=== Provided data ===

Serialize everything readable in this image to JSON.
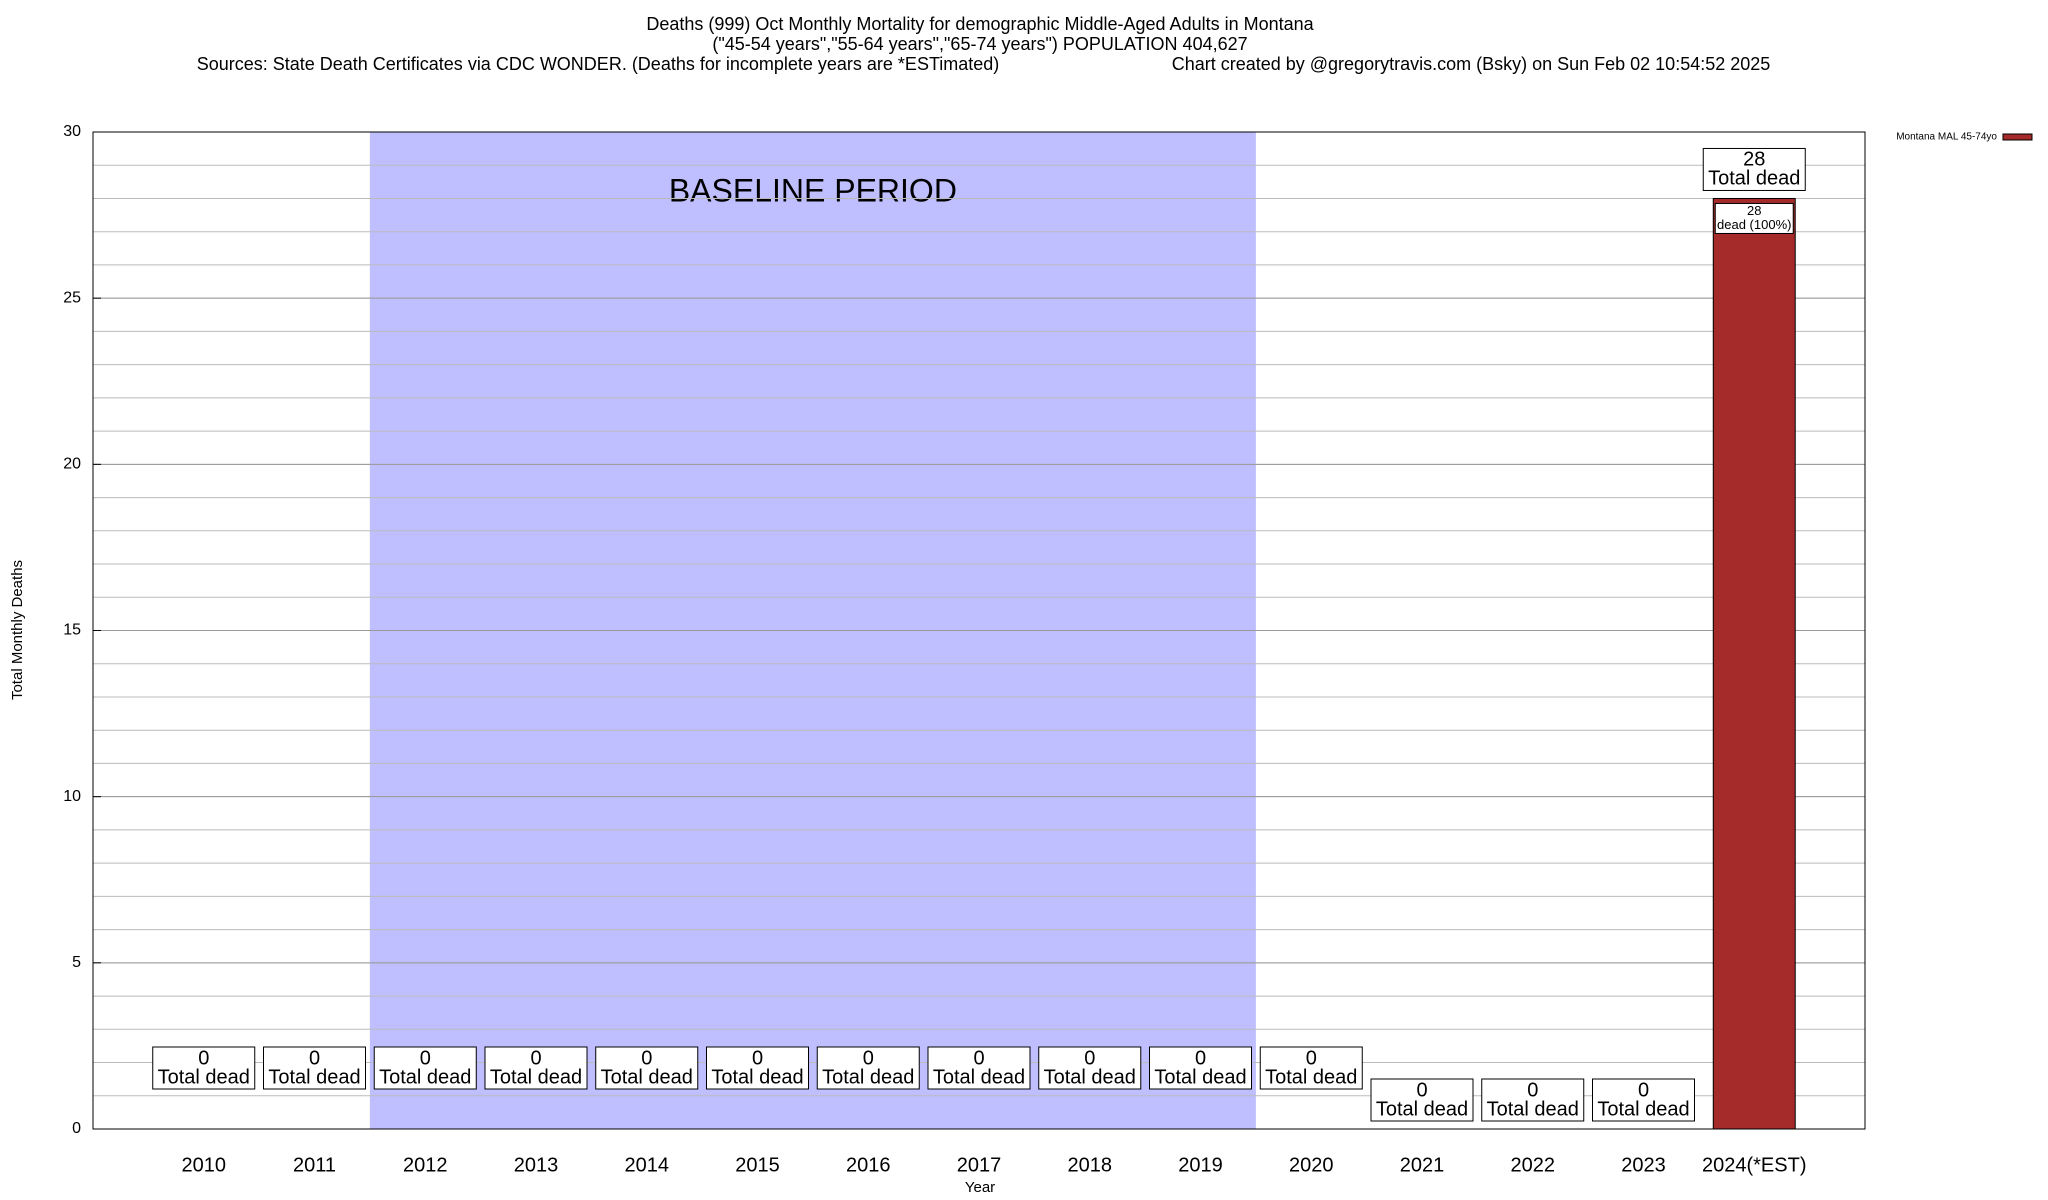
{
  "chart_data": {
    "type": "bar",
    "title": "Deaths (999) Oct Monthly Mortality for demographic Middle-Aged Adults in Montana",
    "subtitle": "(\"45-54 years\",\"55-64 years\",\"65-74 years\") POPULATION 404,627",
    "source": "Sources: State Death Certificates via CDC WONDER. (Deaths for incomplete years are *ESTimated)",
    "credit": "Chart created by @gregorytravis.com (Bsky) on Sun Feb 02 10:54:52 2025",
    "x_label": "Year",
    "y_label": "Total Monthly Deaths",
    "categories": [
      "2010",
      "2011",
      "2012",
      "2013",
      "2014",
      "2015",
      "2016",
      "2017",
      "2018",
      "2019",
      "2020",
      "2021",
      "2022",
      "2023",
      "2024(*EST)"
    ],
    "series": [
      {
        "name": "Montana MAL 45-74yo",
        "color": "#a52a2a",
        "values": [
          0,
          0,
          0,
          0,
          0,
          0,
          0,
          0,
          0,
          0,
          0,
          0,
          0,
          0,
          28
        ]
      }
    ],
    "total_label_suffix": "Total dead",
    "segment_label_suffix": "dead (100%)",
    "shade": {
      "from": "2012",
      "to": "2019",
      "label": "BASELINE PERIOD",
      "color": "#bfbfff"
    },
    "ylim": [
      0,
      30
    ],
    "yticks": [
      0,
      5,
      10,
      15,
      20,
      25,
      30
    ],
    "minor_grid_step": 1,
    "grid": true,
    "legend": "top-right"
  }
}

===

**To do**
All preceding records should be duplicated verbatim, images excepted.

**Written answer**
Serialize everything readable in this image to JSON.
{
  "chart_data": {
    "type": "bar",
    "title": "Deaths (999) Oct Monthly Mortality for demographic Middle-Aged Adults in Montana",
    "subtitle": "(\"45-54 years\",\"55-64 years\",\"65-74 years\") POPULATION 404,627",
    "source": "Sources: State Death Certificates via CDC WONDER. (Deaths for incomplete years are *ESTimated)",
    "credit": "Chart created by @gregorytravis.com (Bsky) on Sun Feb 02 10:54:52 2025",
    "x_label": "Year",
    "y_label": "Total Monthly Deaths",
    "categories": [
      "2010",
      "2011",
      "2012",
      "2013",
      "2014",
      "2015",
      "2016",
      "2017",
      "2018",
      "2019",
      "2020",
      "2021",
      "2022",
      "2023",
      "2024(*EST)"
    ],
    "series": [
      {
        "name": "Montana MAL 45-74yo",
        "color": "#a52a2a",
        "values": [
          0,
          0,
          0,
          0,
          0,
          0,
          0,
          0,
          0,
          0,
          0,
          0,
          0,
          0,
          28
        ]
      }
    ],
    "total_label_suffix": "Total dead",
    "segment_label_suffix": "dead (100%)",
    "shade": {
      "from": "2012",
      "to": "2019",
      "label": "BASELINE PERIOD",
      "color": "#bfbfff"
    },
    "ylim": [
      0,
      30
    ],
    "yticks": [
      0,
      5,
      10,
      15,
      20,
      25,
      30
    ],
    "minor_grid_step": 1,
    "grid": true,
    "legend": "top-right"
  }
}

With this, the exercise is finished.